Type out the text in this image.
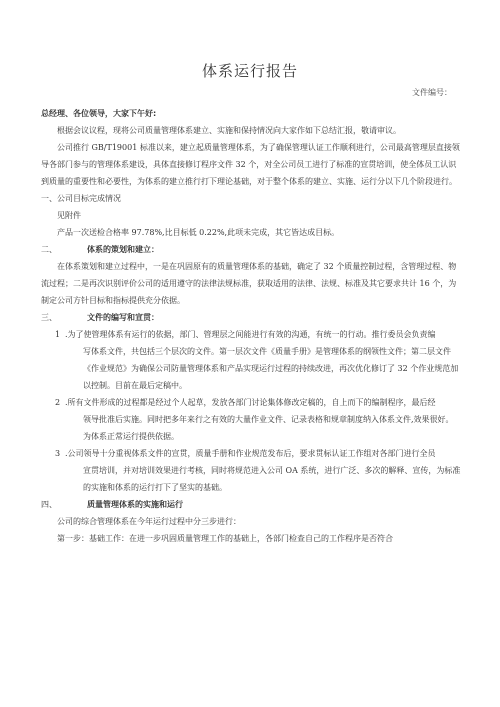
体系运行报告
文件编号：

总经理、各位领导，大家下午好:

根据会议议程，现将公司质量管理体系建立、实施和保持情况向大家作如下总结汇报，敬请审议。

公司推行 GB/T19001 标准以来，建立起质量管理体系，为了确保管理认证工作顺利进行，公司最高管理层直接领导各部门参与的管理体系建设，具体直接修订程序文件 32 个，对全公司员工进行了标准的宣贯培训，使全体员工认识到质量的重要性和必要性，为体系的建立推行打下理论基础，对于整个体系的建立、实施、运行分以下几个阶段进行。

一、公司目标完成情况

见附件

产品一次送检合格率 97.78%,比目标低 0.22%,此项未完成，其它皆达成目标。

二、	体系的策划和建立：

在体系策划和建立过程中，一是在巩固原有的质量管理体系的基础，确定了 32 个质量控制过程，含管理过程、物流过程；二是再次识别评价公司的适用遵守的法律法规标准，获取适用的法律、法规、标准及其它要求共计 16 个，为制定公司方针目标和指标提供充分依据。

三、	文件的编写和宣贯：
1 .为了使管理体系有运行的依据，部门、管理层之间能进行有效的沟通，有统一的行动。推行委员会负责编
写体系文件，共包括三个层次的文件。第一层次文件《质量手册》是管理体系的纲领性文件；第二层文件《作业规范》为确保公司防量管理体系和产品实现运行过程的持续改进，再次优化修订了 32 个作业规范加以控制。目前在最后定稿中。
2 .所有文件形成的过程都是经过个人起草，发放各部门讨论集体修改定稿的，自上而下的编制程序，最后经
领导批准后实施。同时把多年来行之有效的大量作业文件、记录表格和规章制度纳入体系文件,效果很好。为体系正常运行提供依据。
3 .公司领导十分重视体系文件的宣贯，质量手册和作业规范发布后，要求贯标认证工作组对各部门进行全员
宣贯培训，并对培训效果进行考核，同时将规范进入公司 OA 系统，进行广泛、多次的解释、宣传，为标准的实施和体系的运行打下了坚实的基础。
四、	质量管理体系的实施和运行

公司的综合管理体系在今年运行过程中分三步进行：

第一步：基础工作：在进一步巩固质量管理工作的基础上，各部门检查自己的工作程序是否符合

════════════════

Omit the pictures and output all of the other material exactly.

## SOLUTION TO THE PROBLEM:
Type out the text in this image.
体系运行报告
文件编号：

总经理、各位领导，大家下午好:

根据会议议程，现将公司质量管理体系建立、实施和保持情况向大家作如下总结汇报，敬请审议。

公司推行 GB/T19001 标准以来，建立起质量管理体系，为了确保管理认证工作顺利进行，公司最高管理层直接领导各部门参与的管理体系建设，具体直接修订程序文件 32 个，对全公司员工进行了标准的宣贯培训，使全体员工认识到质量的重要性和必要性，为体系的建立推行打下理论基础，对于整个体系的建立、实施、运行分以下几个阶段进行。

一、公司目标完成情况

见附件

产品一次送检合格率 97.78%,比目标低 0.22%,此项未完成，其它皆达成目标。

二、	体系的策划和建立：

在体系策划和建立过程中，一是在巩固原有的质量管理体系的基础，确定了 32 个质量控制过程，含管理过程、物流过程；二是再次识别评价公司的适用遵守的法律法规标准，获取适用的法律、法规、标准及其它要求共计 16 个，为制定公司方针目标和指标提供充分依据。

三、	文件的编写和宣贯：
1 .为了使管理体系有运行的依据，部门、管理层之间能进行有效的沟通，有统一的行动。推行委员会负责编
写体系文件，共包括三个层次的文件。第一层次文件《质量手册》是管理体系的纲领性文件；第二层文件《作业规范》为确保公司防量管理体系和产品实现运行过程的持续改进，再次优化修订了 32 个作业规范加以控制。目前在最后定稿中。
2 .所有文件形成的过程都是经过个人起草，发放各部门讨论集体修改定稿的，自上而下的编制程序，最后经
领导批准后实施。同时把多年来行之有效的大量作业文件、记录表格和规章制度纳入体系文件,效果很好。为体系正常运行提供依据。
3 .公司领导十分重视体系文件的宣贯，质量手册和作业规范发布后，要求贯标认证工作组对各部门进行全员
宣贯培训，并对培训效果进行考核，同时将规范进入公司 OA 系统，进行广泛、多次的解释、宣传，为标准的实施和体系的运行打下了坚实的基础。
四、	质量管理体系的实施和运行

公司的综合管理体系在今年运行过程中分三步进行：

第一步：基础工作：在进一步巩固质量管理工作的基础上，各部门检查自己的工作程序是否符合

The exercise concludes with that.